TASK DETAILS:
Render each line of the entries below as a numbered list, skipping blank lines and omitting the pictures.

WORKING DATA:

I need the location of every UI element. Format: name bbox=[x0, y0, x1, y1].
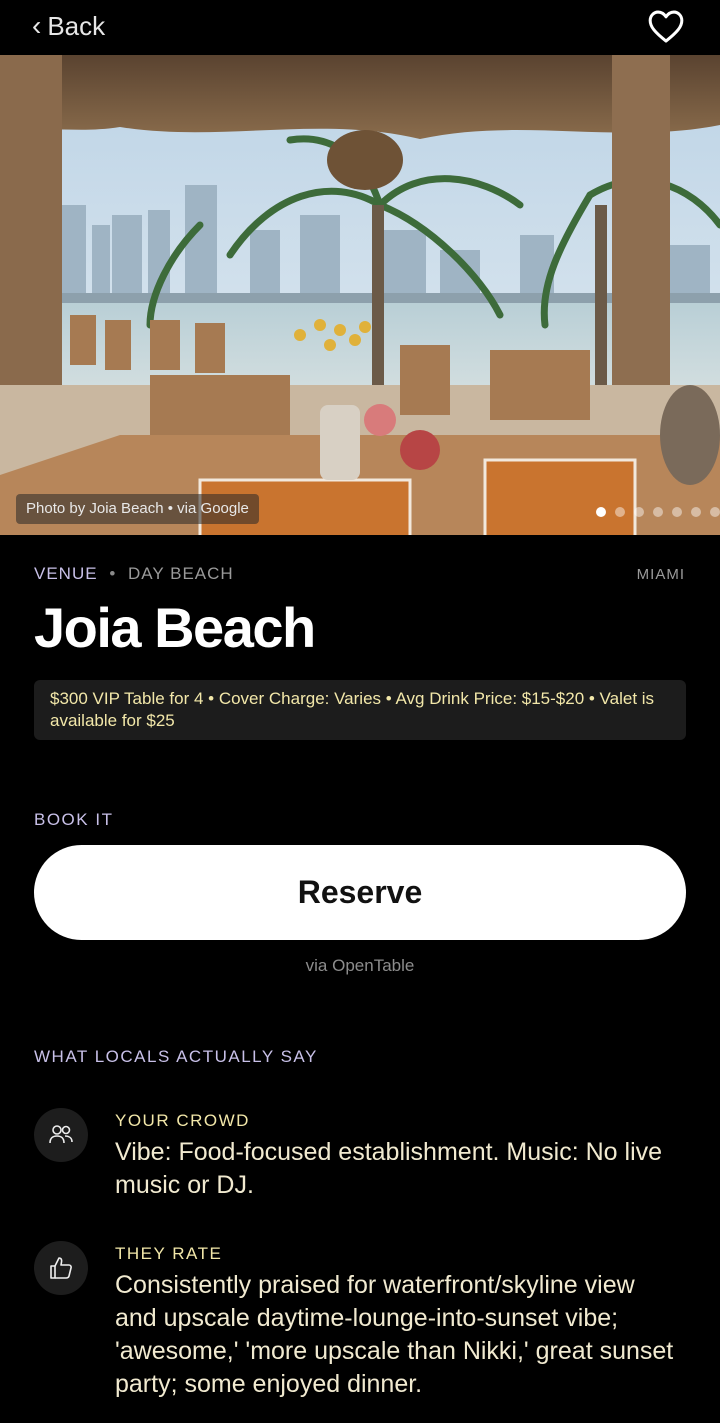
thumbs-up-icon bbox=[50, 1257, 72, 1279]
photo-credit: Photo by Joia Beach • via Google bbox=[16, 494, 259, 524]
venue-city: MIAMI bbox=[636, 566, 685, 583]
review-heading-crowd: YOUR CROWD bbox=[115, 1111, 250, 1130]
heart-icon[interactable] bbox=[647, 8, 685, 44]
venue-type: VENUE bbox=[34, 564, 98, 583]
booking-provider: via OpenTable bbox=[305, 956, 415, 975]
carousel-dot[interactable] bbox=[615, 507, 625, 517]
chevron-left-icon: ‹ bbox=[32, 10, 42, 41]
meta-separator: • bbox=[109, 564, 117, 583]
review-text-rate: Consistently praised for waterfront/skyl… bbox=[115, 1271, 674, 1398]
venue-meta: VENUE • DAY BEACH bbox=[34, 564, 234, 584]
carousel-dot[interactable] bbox=[596, 507, 606, 517]
hero-photo[interactable] bbox=[0, 55, 720, 535]
review-text-crowd: Vibe: Food-focused establishment. Music:… bbox=[115, 1138, 663, 1199]
people-icon bbox=[49, 1125, 73, 1144]
crowd-icon-badge bbox=[34, 1108, 88, 1162]
venue-photo-illustration bbox=[0, 55, 720, 535]
carousel-dot[interactable] bbox=[653, 507, 663, 517]
back-label: Back bbox=[47, 11, 106, 41]
carousel-dot[interactable] bbox=[691, 507, 701, 517]
carousel-dot[interactable] bbox=[672, 507, 682, 517]
venue-name: Joia Beach bbox=[34, 596, 316, 659]
back-button[interactable]: ‹ Back bbox=[32, 10, 105, 42]
book-it-label: BOOK IT bbox=[34, 810, 114, 829]
venue-info-box: $300 VIP Table for 4 • Cover Charge: Var… bbox=[34, 680, 686, 740]
venue-info-text: $300 VIP Table for 4 • Cover Charge: Var… bbox=[50, 689, 655, 730]
carousel-dot[interactable] bbox=[634, 507, 644, 517]
reviews-section-label: WHAT LOCALS ACTUALLY SAY bbox=[34, 1047, 318, 1066]
reserve-button[interactable]: Reserve bbox=[34, 845, 686, 940]
top-bar: ‹ Back bbox=[0, 0, 720, 55]
carousel-dots[interactable] bbox=[596, 507, 720, 517]
carousel-dot[interactable] bbox=[710, 507, 720, 517]
review-heading-rate: THEY RATE bbox=[115, 1244, 223, 1263]
rating-icon-badge bbox=[34, 1241, 88, 1295]
venue-category: DAY BEACH bbox=[128, 564, 234, 583]
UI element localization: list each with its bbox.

SOLVED EXERCISE:
1. I need the location of every UI element. Format: name bbox=[x0, y0, x1, y1].
2. thumbs-up-icon bbox=[50, 1257, 72, 1279]
3. photo-credit: Photo by Joia Beach • via Google bbox=[16, 494, 259, 524]
4. venue-city: MIAMI bbox=[636, 566, 685, 583]
5. review-heading-crowd: YOUR CROWD bbox=[115, 1111, 250, 1130]
6. heart-icon[interactable] bbox=[647, 8, 685, 44]
7. venue-type: VENUE bbox=[34, 564, 98, 583]
8. booking-provider: via OpenTable bbox=[305, 956, 415, 975]
9. carousel-dot[interactable] bbox=[615, 507, 625, 517]
10. chevron-left-icon: ‹ bbox=[32, 10, 42, 41]
11. meta-separator: • bbox=[109, 564, 117, 583]
12. review-text-rate: Consistently praised for waterfront/skyl… bbox=[115, 1271, 674, 1398]
13. venue-meta: VENUE • DAY BEACH bbox=[34, 564, 234, 584]
14. carousel-dot[interactable] bbox=[596, 507, 606, 517]
15. hero-photo[interactable] bbox=[0, 55, 720, 535]
16. review-text-crowd: Vibe: Food-focused establishment. Music:… bbox=[115, 1138, 663, 1199]
17. people-icon bbox=[49, 1125, 73, 1144]
18. crowd-icon-badge bbox=[34, 1108, 88, 1162]
19. venue-photo-illustration bbox=[0, 55, 720, 535]
20. carousel-dot[interactable] bbox=[653, 507, 663, 517]
21. back-label: Back bbox=[47, 11, 106, 41]
22. carousel-dot[interactable] bbox=[691, 507, 701, 517]
23. carousel-dot[interactable] bbox=[672, 507, 682, 517]
24. venue-name: Joia Beach bbox=[34, 596, 316, 659]
25. back-button[interactable]: ‹ Back bbox=[32, 10, 105, 42]
26. book-it-label: BOOK IT bbox=[34, 810, 114, 829]
27. venue-info-box: $300 VIP Table for 4 • Cover Charge: Var… bbox=[34, 680, 686, 740]
28. venue-info-text: $300 VIP Table for 4 • Cover Charge: Var… bbox=[50, 689, 655, 730]
29. carousel-dot[interactable] bbox=[634, 507, 644, 517]
30. reviews-section-label: WHAT LOCALS ACTUALLY SAY bbox=[34, 1047, 318, 1066]
31. reserve-button[interactable]: Reserve bbox=[34, 845, 686, 940]
32. top-bar: ‹ Back bbox=[0, 0, 720, 55]
33. carousel-dots[interactable] bbox=[596, 507, 720, 517]
34. carousel-dot[interactable] bbox=[710, 507, 720, 517]
35. review-heading-rate: THEY RATE bbox=[115, 1244, 223, 1263]
36. rating-icon-badge bbox=[34, 1241, 88, 1295]
37. venue-category: DAY BEACH bbox=[128, 564, 234, 583]
38. UI element localization: list each with its bbox.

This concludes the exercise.